■ DATASET ENTRIES ■
(begin)

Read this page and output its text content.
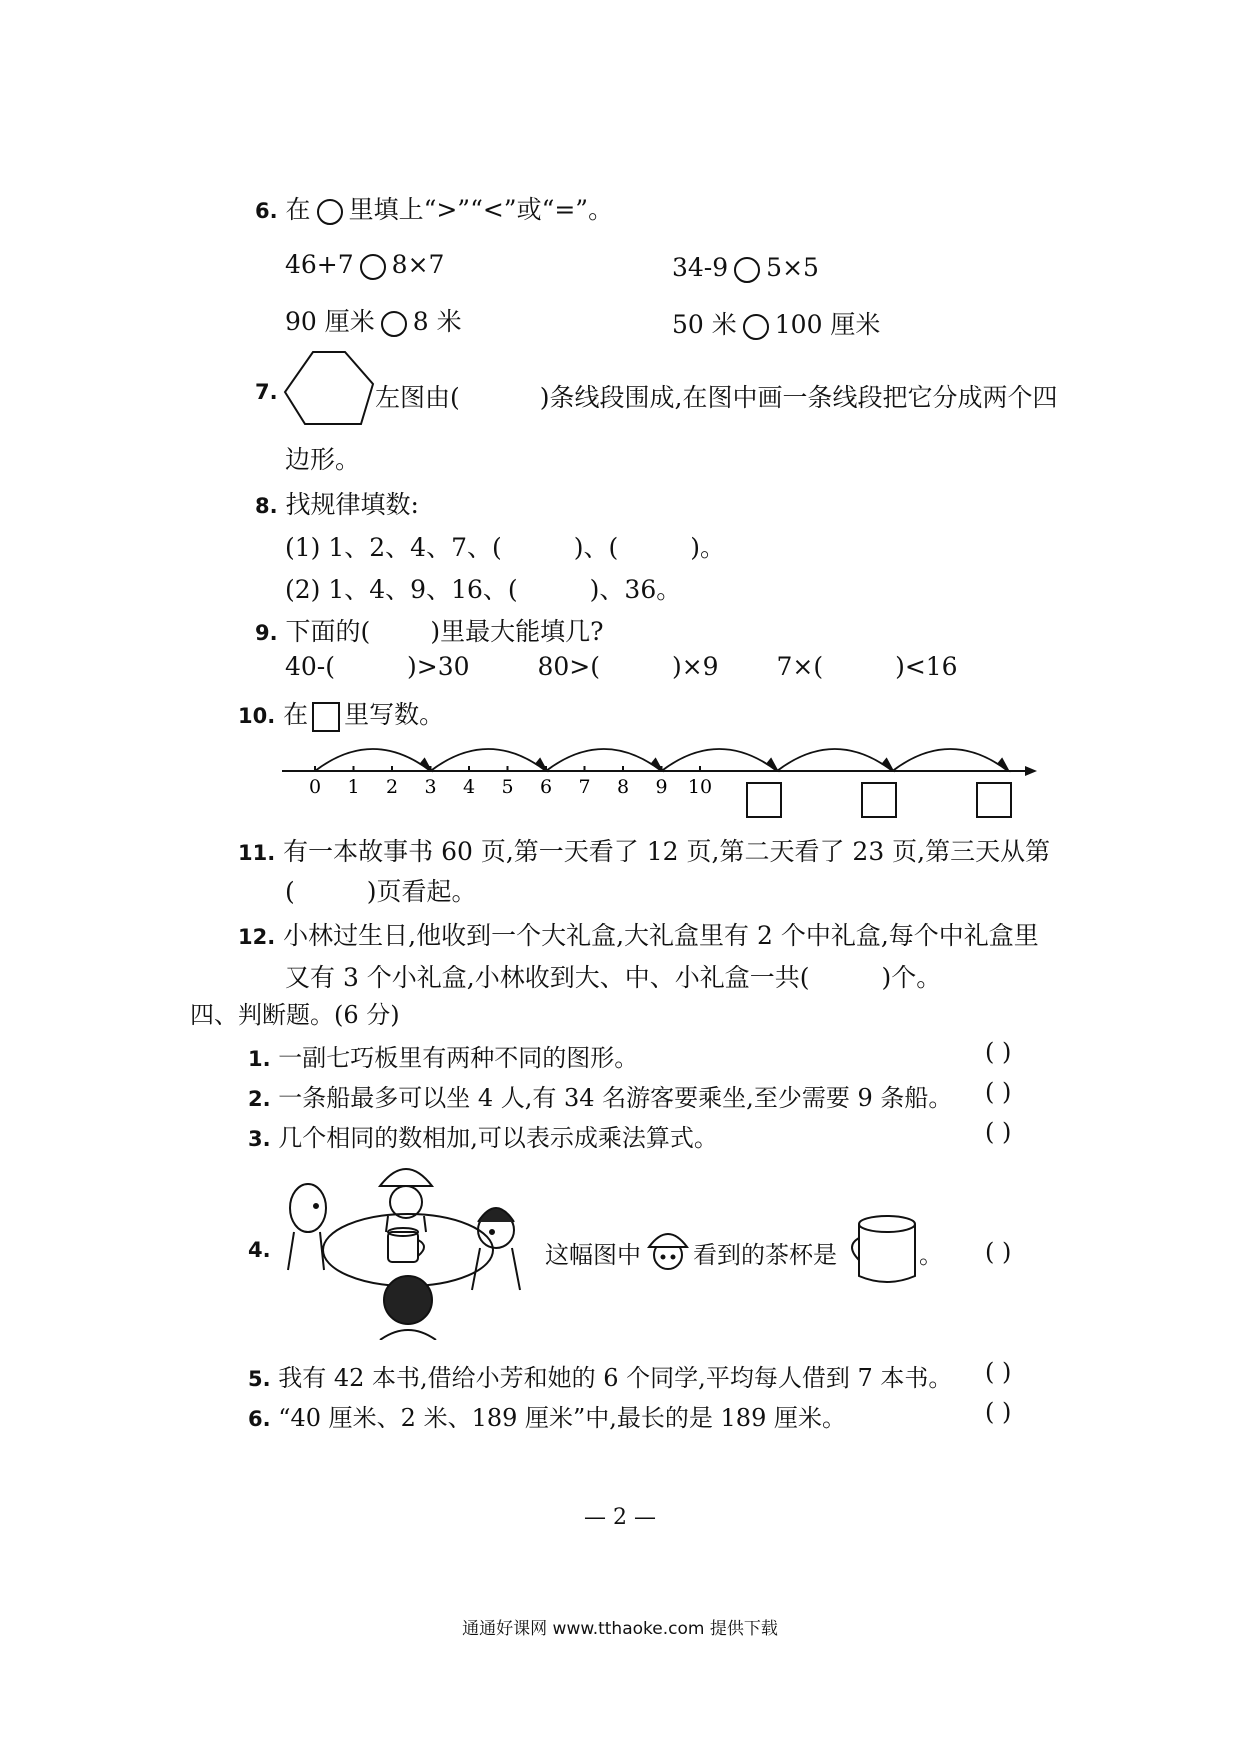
6. 在 里填上“>”“<”或“=”。
46+7 8×7	34-9 5×5
90 厘米 8 米	50 米 100 厘米
7.	左图由(	)条线段围成,在图中画一条线段把它分成两个四
边形。
8. 找规律填数:
(1) 1、2、4、7、(	)、(	)。
(2) 1、4、9、16、(	)、36。
9. 下面的( )里最大能填几?
40-(	)>30	80>(	)×9 7×(	)<16
10. 在 里写数。
0 1 2 3 4 5 6 7 8 9 10
11. 有一本故事书 60 页,第一天看了 12 页,第二天看了 23 页,第三天从第
(	)页看起。
12. 小林过生日,他收到一个大礼盒,大礼盒里有 2 个中礼盒,每个中礼盒里
又有 3 个小礼盒,小林收到大、中、小礼盒一共(	)个。
四、判断题。(6 分)
1. 一副七巧板里有两种不同的图形。	( )
2. 一条船最多可以坐 4 人,有 34 名游客要乘坐,至少需要 9 条船。 ( )
3. 几个相同的数相加,可以表示成乘法算式。	( )
4.	这幅图中 看到的茶杯是	。 ( )
5. 我有 42 本书,借给小芳和她的 6 个同学,平均每人借到 7 本书。 ( )
6. “40 厘米、2 米、189 厘米”中,最长的是 189 厘米。	( )
— 2 —
通通好课网 www.tthaoke.com 提供下载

(end)

■ YOUR TASK ■
Exactly reproduce the entries above, minus the pictures.

■ WORKED SOLUTION ■
Read this page and output its text content.
6. 在 里填上“>”“<”或“=”。
46+7 8×7	34-9 5×5
90 厘米 8 米	50 米 100 厘米
7.	左图由(	)条线段围成,在图中画一条线段把它分成两个四
边形。
8. 找规律填数:
(1) 1、2、4、7、(	)、(	)。
(2) 1、4、9、16、(	)、36。
9. 下面的( )里最大能填几?
40-(	)>30	80>(	)×9 7×(	)<16
10. 在 里写数。
0 1 2 3 4 5 6 7 8 9 10
11. 有一本故事书 60 页,第一天看了 12 页,第二天看了 23 页,第三天从第
(	)页看起。
12. 小林过生日,他收到一个大礼盒,大礼盒里有 2 个中礼盒,每个中礼盒里
又有 3 个小礼盒,小林收到大、中、小礼盒一共(	)个。
四、判断题。(6 分)
1. 一副七巧板里有两种不同的图形。	( )
2. 一条船最多可以坐 4 人,有 34 名游客要乘坐,至少需要 9 条船。 ( )
3. 几个相同的数相加,可以表示成乘法算式。	( )
4.	这幅图中 看到的茶杯是	。 ( )
5. 我有 42 本书,借给小芳和她的 6 个同学,平均每人借到 7 本书。 ( )
6. “40 厘米、2 米、189 厘米”中,最长的是 189 厘米。	( )
— 2 —
通通好课网 www.tthaoke.com 提供下载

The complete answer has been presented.